**Set exercise:**
Pull each line containing "output" out of the data and copy it.

· · · · ·

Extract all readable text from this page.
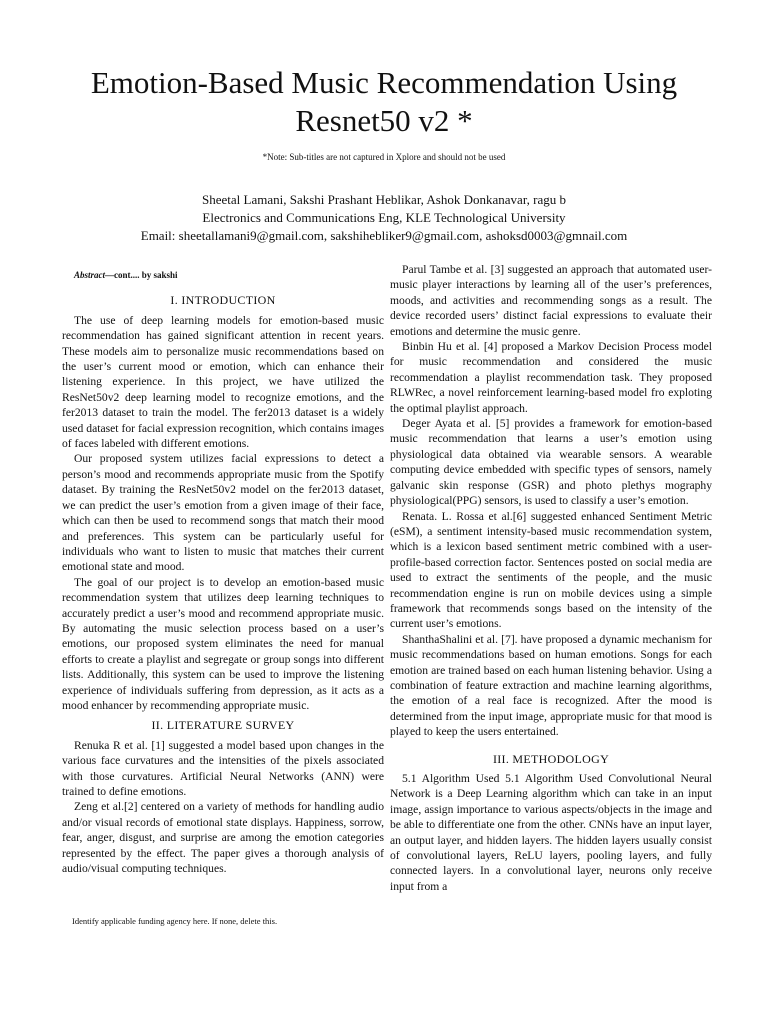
Emotion-Based Music Recommendation Using
Resnet50 v2 *
*Note: Sub-titles are not captured in Xplore and should not be used
Sheetal Lamani, Sakshi Prashant Heblikar, Ashok Donkanavar, ragu b
Electronics and Communications Eng, KLE Technological University
Email: sheetallamani9@gmail.com, sakshihebliker9@gmail.com, ashoksd0003@gmnail.com
Abstract—cont.... by sakshi
I. INTRODUCTION

The use of deep learning models for emotion-based music recommendation has gained significant attention in recent years. These models aim to personalize music recommendations based on the user’s current mood or emotion, which can enhance their listening experience. In this project, we have utilized the ResNet50v2 deep learning model to recognize emotions, and the fer2013 dataset to train the model. The fer2013 dataset is a widely used dataset for facial expression recognition, which contains images of faces labeled with different emotions.

Our proposed system utilizes facial expressions to detect a person’s mood and recommends appropriate music from the Spotify dataset. By training the ResNet50v2 model on the fer2013 dataset, we can predict the user’s emotion from a given image of their face, which can then be used to recommend songs that match their mood and preferences. This system can be particularly useful for individuals who want to listen to music that matches their current emotional state and mood.

The goal of our project is to develop an emotion-based music recommendation system that utilizes deep learning techniques to accurately predict a user’s mood and recommend appropriate music. By automating the music selection process based on a user’s emotions, our proposed system eliminates the need for manual efforts to create a playlist and segregate or group songs into different lists. Additionally, this system can be used to improve the listening experience of individuals suffering from depression, as it acts as a mood enhancer by recommending appropriate music.

II. LITERATURE SURVEY

Renuka R et al. [1] suggested a model based upon changes in the various face curvatures and the intensities of the pixels associated with those curvatures. Artificial Neural Networks (ANN) were trained to define emotions.

Zeng et al.[2] centered on a variety of methods for handling audio and/or visual records of emotional state displays. Happiness, sorrow, fear, anger, disgust, and surprise are among the emotion categories represented by the effect. The paper gives a thorough analysis of audio/visual computing techniques.

Identify applicable funding agency here. If none, delete this.

Parul Tambe et al. [3] suggested an approach that automated user-music player interactions by learning all of the user’s preferences, moods, and activities and recommending songs as a result. The device recorded users’ distinct facial expressions to evaluate their emotions and determine the music genre.

Binbin Hu et al. [4] proposed a Markov Decision Process model for music recommendation and considered the music recommendation a playlist recommendation task. They proposed RLWRec, a novel reinforcement learning-based model fro exploting the optimal playlist approach.

Deger Ayata et al. [5] provides a framework for emotion-based music recommendation that learns a user’s emotion using physiological data obtained via wearable sensors. A wearable computing device embedded with specific types of sensors, namely galvanic skin response (GSR) and photo plethys mography physiological(PPG) sensors, is used to classify a user’s emotion.

Renata. L. Rossa et al.[6] suggested enhanced Sentiment Metric (eSM), a sentiment intensity-based music recommendation system, which is a lexicon based sentiment metric combined with a user-profile-based correction factor. Sentences posted on social media are used to extract the sentiments of the people, and the music recommendation engine is run on mobile devices using a simple framework that recommends songs based on the intensity of the current user’s emotions.

ShanthaShalini et al. [7]. have proposed a dynamic mechanism for music recommendations based on human emotions. Songs for each emotion are trained based on each human listening behavior. Using a combination of feature extraction and machine learning algorithms, the emotion of a real face is recognized. After the mood is determined from the input image, appropriate music for that mood is played to keep the users entertained.

III. METHODOLOGY

5.1 Algorithm Used 5.1 Algorithm Used Convolutional Neural Network is a Deep Learning algorithm which can take in an input image, assign importance to various aspects/objects in the image and be able to differentiate one from the other. CNNs have an input layer, an output layer, and hidden layers. The hidden layers usually consist of convolutional layers, ReLU layers, pooling layers, and fully connected layers. In a convolutional layer, neurons only receive input from a
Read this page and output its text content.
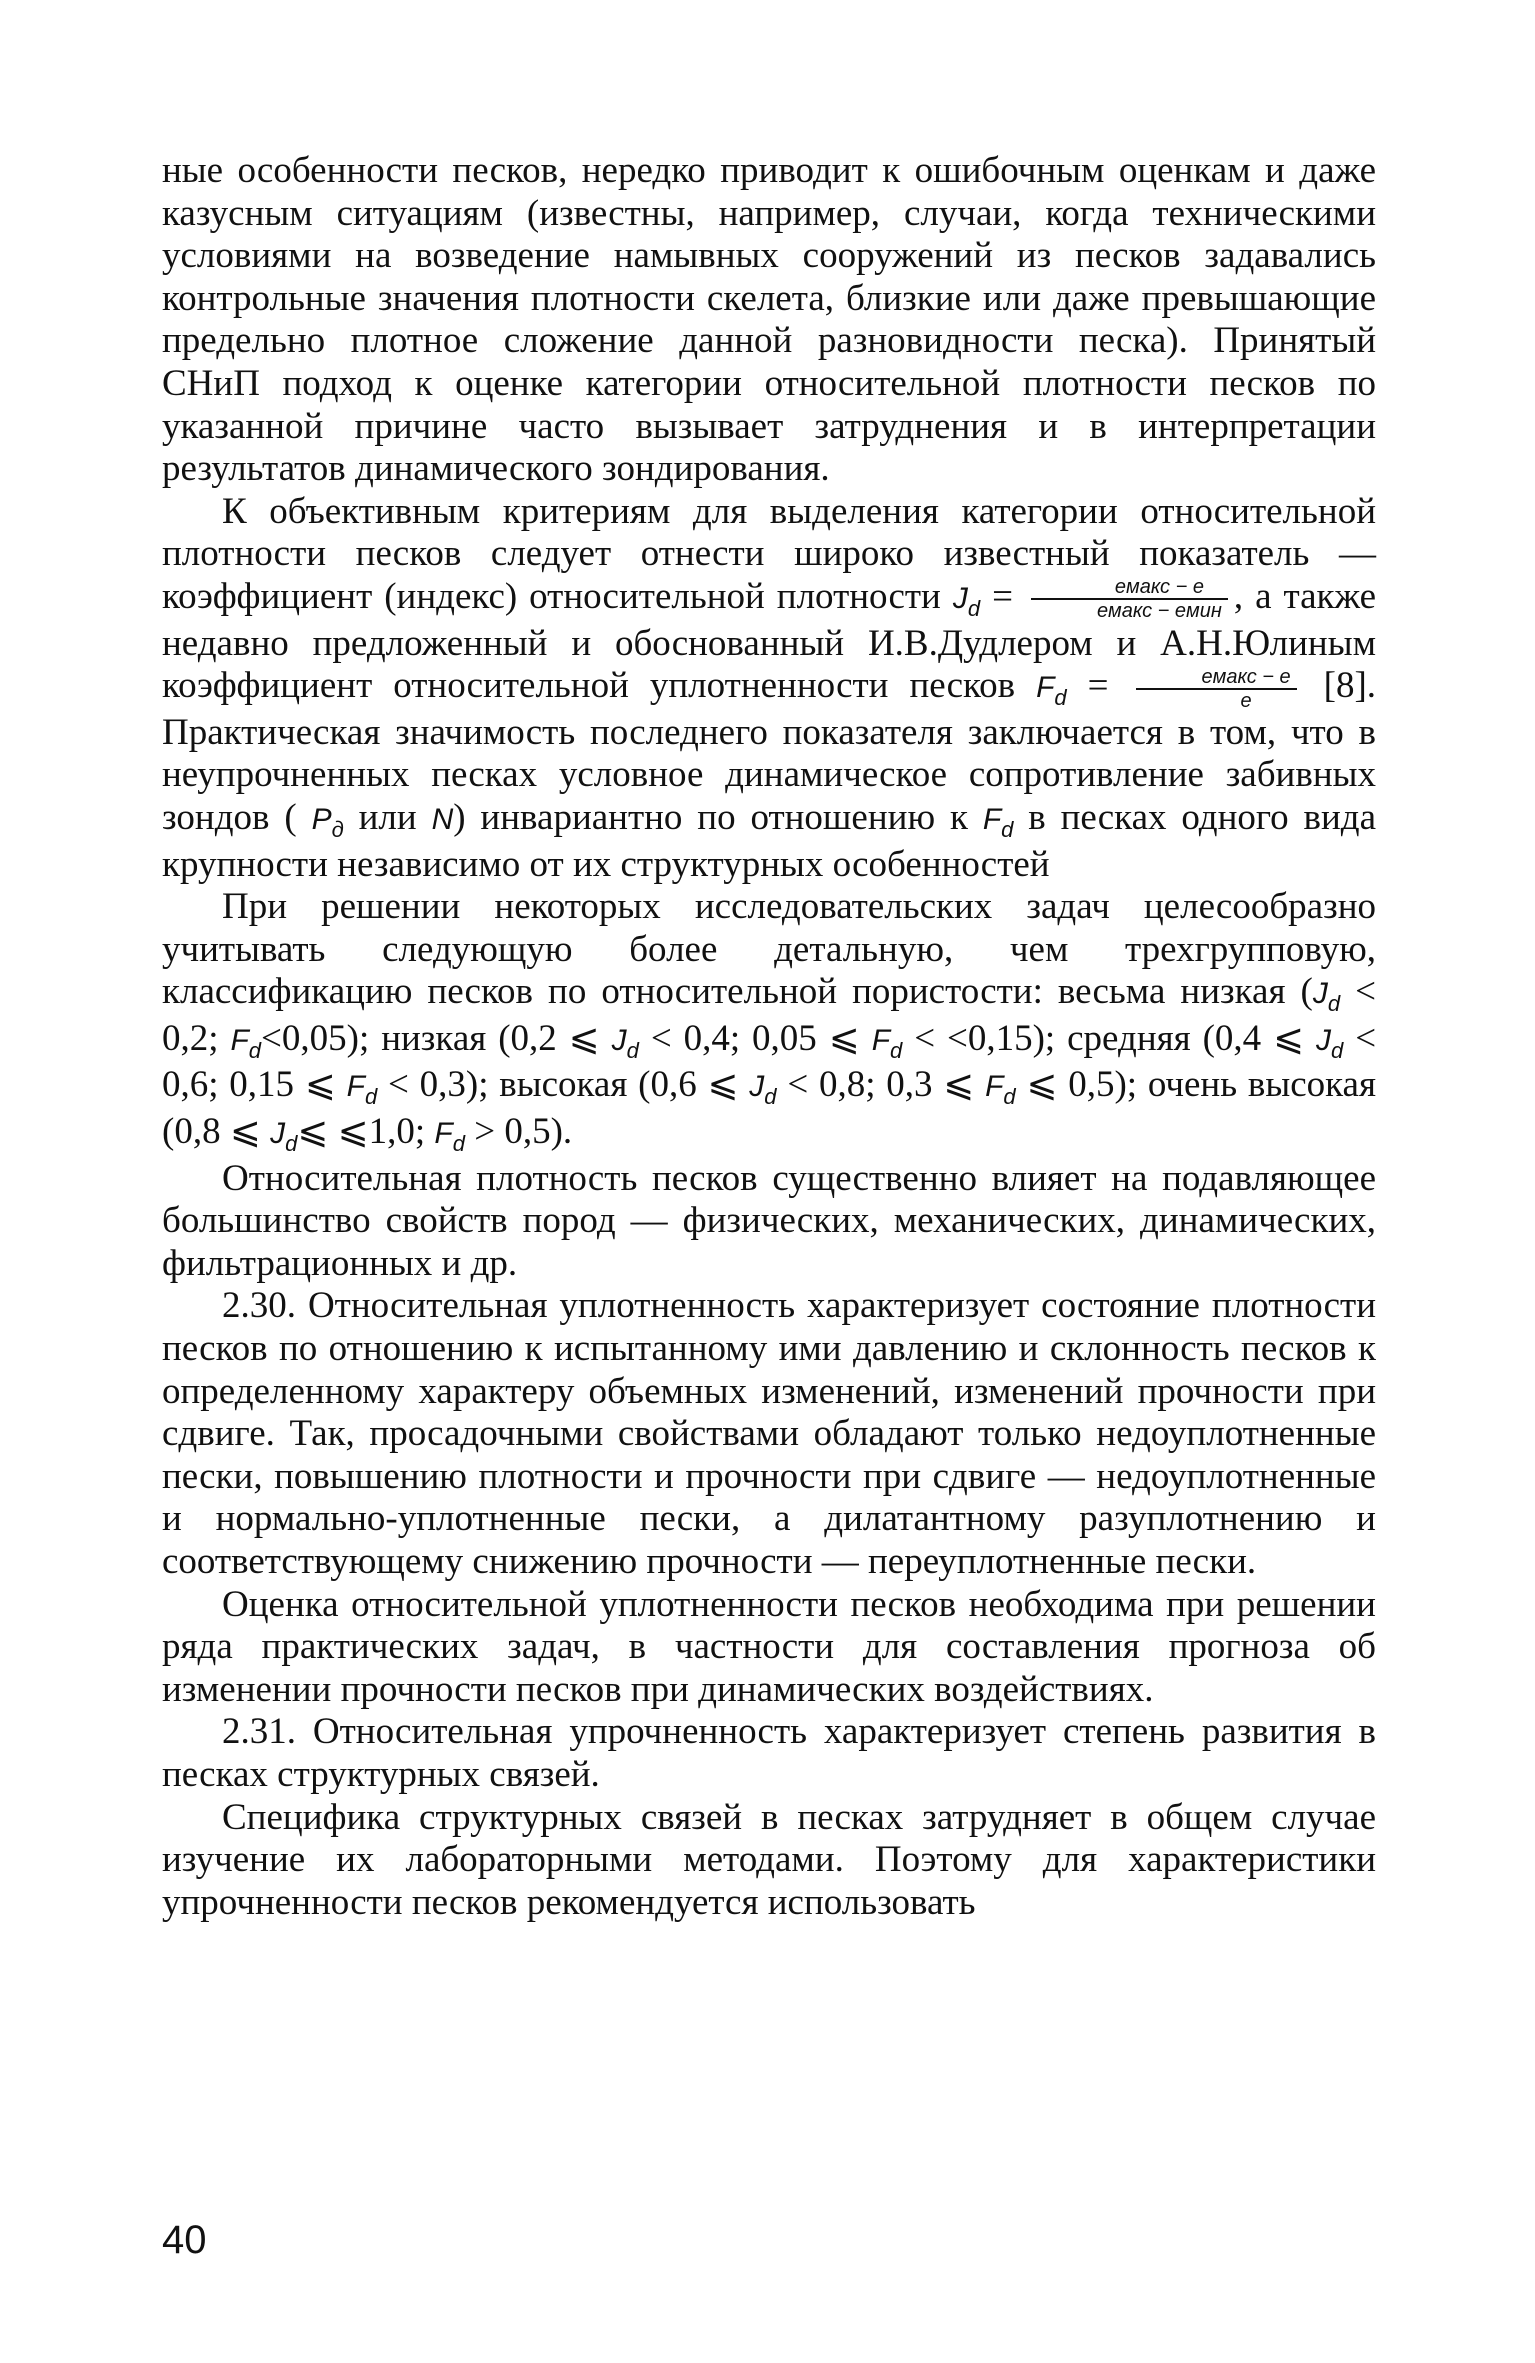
ные особенности песков, нередко приводит к ошибочным оценкам и даже казусным ситуациям (известны, например, случаи, когда техническими условиями на возведение намывных сооружений из песков задавались контрольные значения плотности скелета, близкие или даже превышающие предельно плотное сложение данной разновидности песка). Принятый СНиП подход к оценке категории относительной плотности песков по указанной причине часто вызывает затруднения и в интерпретации результатов динамического зондирования.

К объективным критериям для выделения категории относительной плотности песков следует отнести широко известный показатель — коэффициент (индекс) относительной плотности $J_d = \frac{\text{eмакс − e}}{\text{eмакс − eмин}}$ , а также недавно предложенный и обоснованный И.В.Дудлером и А.Н.Юлиным коэффициент относительной уплотненности песков $F_d = \frac{\text{eмакс − e}}{e} [8]$. Практическая значимость последнего показателя заключается в том, что в неупрочненных песках условное динамическое сопротивление забивных зондов ( $P_д$ или N) инвариантно по отношению к $F_d$ в песках одного вида крупности независимо от их структурных особенностей

При решении некоторых исследовательских задач целесообразно учитывать следующую более детальную, чем трехгрупповую, классификацию песков по относительной пористости: весьма низкая ($J_d < 0,2$; $F_d<0,05$); низкая (0,2 ⩽ $J_d < 0,4$; 0,05 ⩽ $F_d < <0,15$); средняя (0,4 ⩽ $J_d < 0,6$; 0,15 ⩽ $F_d < 0,3$); высокая (0,6 ⩽ $J_d < 0,8$; 0,3 ⩽ $F_d$ ⩽ 0,5); очень высокая (0,8 ⩽ $J_d⩽$ ⩽1,0; $F_d > 0,5$).

Относительная плотность песков существенно влияет на подавляющее большинство свойств пород — физических, механических, динамических, фильтрационных и др.

2.30. Относительная уплотненность характеризует состояние плотности песков по отношению к испытанному ими давлению и склонность песков к определенному характеру объемных изменений, изменений прочности при сдвиге. Так, просадочными свойствами обладают только недоуплотненные пески, повышению плотности и прочности при сдвиге — недоуплотненные и нормально-уплотненные пески, а дилатантному разуплотнению и соответствующему снижению прочности — переуплотненные пески.

Оценка относительной уплотненности песков необходима при решении ряда практических задач, в частности для составления прогноза об изменении прочности песков при динамических воздействиях.

2.31. Относительная упрочненность характеризует степень развития в песках структурных связей.

Специфика структурных связей в песках затрудняет в общем случае изучение их лабораторными методами. Поэтому для характеристики упрочненности песков рекомендуется использовать

40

· · · · ·

**The completed task:**
5.1 Algorithm Used 5.1 Algorithm Used Convolutional Neural Network is a Deep Learning algorithm which can take in an input image, assign importance to various aspects/objects in the image and be able to differentiate one from the other. CNNs have an input layer, an output layer, and hidden layers. The hidden layers usually consist of convolutional layers, ReLU layers, pooling layers, and fully connected layers. In a convolutional layer, neurons only receive input from a
Read this page and output its text content.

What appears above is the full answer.